### THE PROBLEM
Reproduce the passage of the Monica Bonvicini interview between "Safety glass; steel" and "in the material?", inclusive.
— start of SOURCE —
‘My Work Is Not Aggressive’
‘My Work Is Not Aggressive’
Monica Bonvicini on Power and Sexuality
Power is an important theme in Monica Bonvicini’s probing art. More specifically, the influence of power in gender issues and architecture. At the invitation of Rein Wolfs, Bonvicini is presenting a large exhibition this autumn in Museum Fridericianum. Monica Bonvicini leads the way. We’re in Berlin’s Wedding district, a former blue-collar neighbourhood now taken over by artists and creatives. We follow her through a hidden door, up a narrow stairway and come to a spacious studio that the artist (born in Venice in 1965) also uses as a storeroom. PCs everywhere, tables and, hanging from the ceiling, the word ‘Prozac’ made out of chains. On the wall, a photograph of a house destroyed by a hurricane. At nearby Galerie Max Hetzler, located in former industrial premises as big as an art hall, her major exhibition Bet Your Sweet Life is showing at the time of this interview: several large installations, mirror walls, a video, drawings. Building tools, hammers, trowels, cased in leather like fetishes. One focus of the show is the large installation Scale of Things (to come), a flight of stairs, fixed to steel pipes with chains, leading up to a wall.
Safety glass; steel and metal; smooth, polished surfaces – your work tends to use materials that are strongly charged with meaning. How would you explain this interest in the material?
‘I choose materials to fit the ideas I have in each specific case. For the staircase, for instance, I chose zinc-plated piping. At first it looks very precious, very shiny, but over time it turns grey. It’s a material that can be used to create a special appearance very cheaply. I always like it when the translation between idea and material is very direct.’
These sturdy materials also express a very strong presence …
‘Yes, the work has presence, but architecture has presence, too, and that’s something I’m interested in. From the outset, I’ve often worked with building materials because I’ve always dealt with the theme of building. I’ve worked a great deal with drywall panels and scaffolding poles.’
Are there particular materials you’ve avoided, or that you’d like to work with in the future?
— end of SOURCE —
— start of RECORD SET —
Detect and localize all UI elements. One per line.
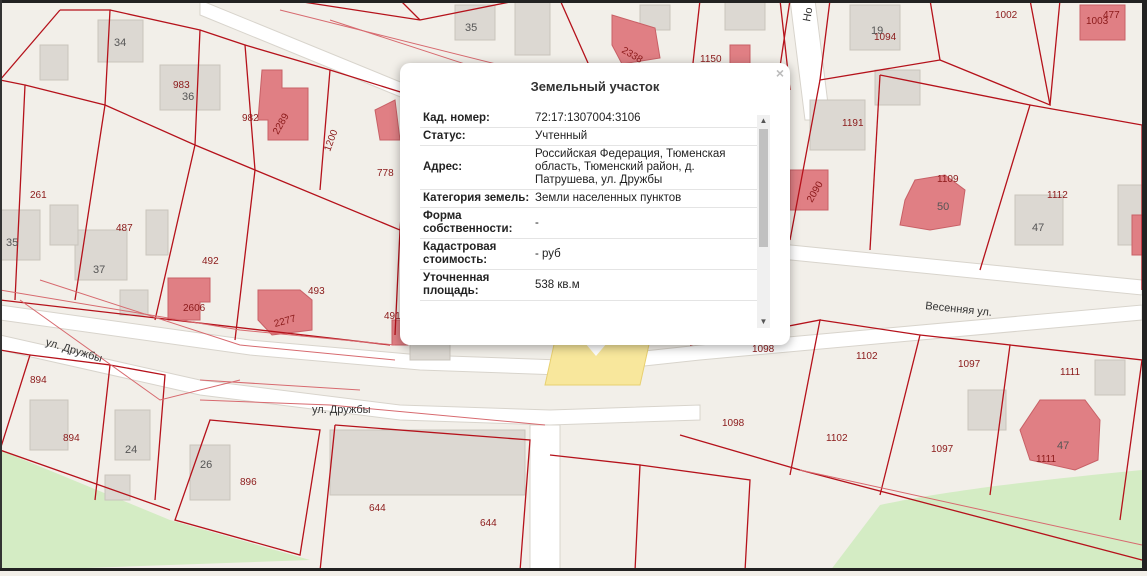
house-number: 47 xyxy=(1057,440,1069,452)
parcel-number: 491 xyxy=(384,311,401,322)
house-number: 34 xyxy=(114,37,126,49)
scroll-thumb[interactable] xyxy=(759,129,768,247)
info-value: 538 кв.м xyxy=(535,278,580,291)
parcel-number: 1098 xyxy=(722,418,745,429)
info-value: Российская Федерация, Тюменская область,… xyxy=(535,148,726,186)
parcel-number: 1111 xyxy=(1036,454,1056,465)
parcel-number: 896 xyxy=(240,477,257,488)
house-number: 35 xyxy=(465,22,477,34)
popup-info-table: Кад. номер: 72:17:1307004:3106 Статус: У… xyxy=(420,110,770,330)
house-number: 19 xyxy=(871,25,883,37)
parcel-number: 1109 xyxy=(937,174,959,185)
road-diagonal xyxy=(199,0,421,106)
parcel-number: 2606 xyxy=(183,303,206,314)
popup-title: Земельный участок xyxy=(530,79,660,94)
parcel-number: 261 xyxy=(30,190,47,201)
info-row-ownership: Форма собственности: - xyxy=(420,208,770,239)
green-area xyxy=(830,470,1142,571)
parcel-number: 1112 xyxy=(1047,190,1068,201)
parcel-number: 1102 xyxy=(826,433,848,444)
street-label-vesennyaya: Весенняя ул. xyxy=(925,300,993,319)
parcel-number: 778 xyxy=(377,168,394,179)
scroll-up-icon[interactable]: ▲ xyxy=(757,115,770,127)
parcel-number: 492 xyxy=(202,256,219,267)
parcel-number: 983 xyxy=(173,80,190,91)
parcel-number: 477 xyxy=(1103,10,1120,21)
house-number: 36 xyxy=(182,91,194,103)
house-number: 37 xyxy=(93,264,105,276)
parcel-number: 1102 xyxy=(856,351,878,362)
window-left-edge xyxy=(0,0,2,571)
info-label: Уточненная площадь: xyxy=(423,272,490,297)
parcel-number: 1097 xyxy=(958,359,981,370)
scroll-down-icon[interactable]: ▼ xyxy=(757,316,770,328)
parcel-number: 1111 xyxy=(1060,367,1080,378)
info-row-land-category: Категория земель: Земли населенных пункт… xyxy=(420,190,770,208)
info-value: Учтенный xyxy=(535,130,588,142)
info-label: Форма собственности: xyxy=(423,210,513,235)
popup-scrollbar[interactable]: ▲ ▼ xyxy=(757,115,770,328)
parcel-number: 644 xyxy=(369,503,386,514)
street-label-druzhby: ул. Дружбы xyxy=(312,404,371,416)
road-side xyxy=(529,424,561,572)
window-top-edge xyxy=(0,0,1147,3)
house-number: 24 xyxy=(125,444,137,456)
parcel-number: 644 xyxy=(480,518,497,529)
parcel-info-popup: Земельный участок × Кад. номер: 72:17:13… xyxy=(400,63,790,345)
info-row-status: Статус: Учтенный xyxy=(420,128,770,146)
info-row-address: Адрес: Российская Федерация, Тюменская о… xyxy=(420,146,770,190)
street-label-north: Но xyxy=(801,7,815,23)
parcel-number: 894 xyxy=(63,433,80,444)
green-area xyxy=(0,450,310,571)
info-label: Адрес: xyxy=(423,161,463,173)
parcel-number: 493 xyxy=(308,286,325,297)
info-label: Кад. номер: xyxy=(423,112,490,124)
info-row-cadastral-number: Кад. номер: 72:17:1307004:3106 xyxy=(420,110,770,128)
parcel-number: 1191 xyxy=(842,118,864,129)
window-right-edge xyxy=(1142,0,1147,571)
house-number: 35 xyxy=(6,237,18,249)
info-label: Кадастровая стоимость: xyxy=(423,241,497,266)
info-value: Земли населенных пунктов xyxy=(535,192,682,204)
parcel-number: 1097 xyxy=(931,444,954,455)
info-value: - руб xyxy=(535,247,561,260)
info-row-cadastral-cost: Кадастровая стоимость: - руб xyxy=(420,239,770,270)
house-number: 50 xyxy=(937,201,949,213)
parcel-number: 894 xyxy=(30,375,47,386)
info-label: Статус: xyxy=(423,130,466,142)
house-number: 47 xyxy=(1032,222,1044,234)
info-value: - xyxy=(535,216,539,229)
close-icon[interactable]: × xyxy=(776,65,784,81)
parcel-number: 487 xyxy=(116,223,133,234)
parcel-number: 1002 xyxy=(995,10,1018,21)
parcel-number: 1098 xyxy=(752,344,775,355)
parcel-number: 982 xyxy=(242,113,259,124)
info-value: 72:17:1307004:3106 xyxy=(535,112,641,124)
info-label: Категория земель: xyxy=(423,192,530,204)
info-row-area: Уточненная площадь: 538 кв.м xyxy=(420,270,770,301)
house-number: 26 xyxy=(200,459,212,471)
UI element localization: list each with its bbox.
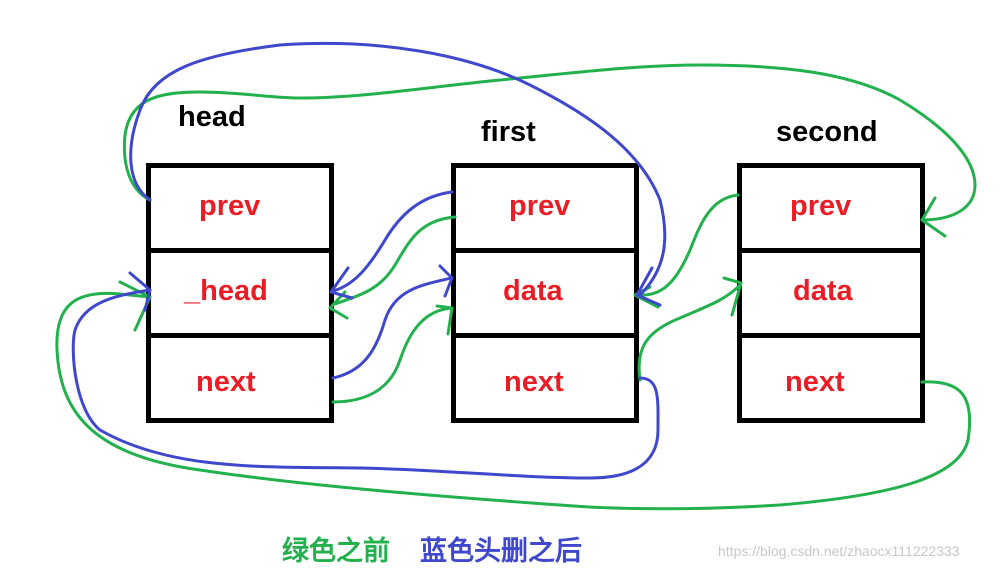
— end of RECORD SET —
### TASK ANSWER
Safety glass; steel and metal; smooth, polished surfaces – your work tends to use materials that are strongly charged with meaning. How would you explain this interest in the material?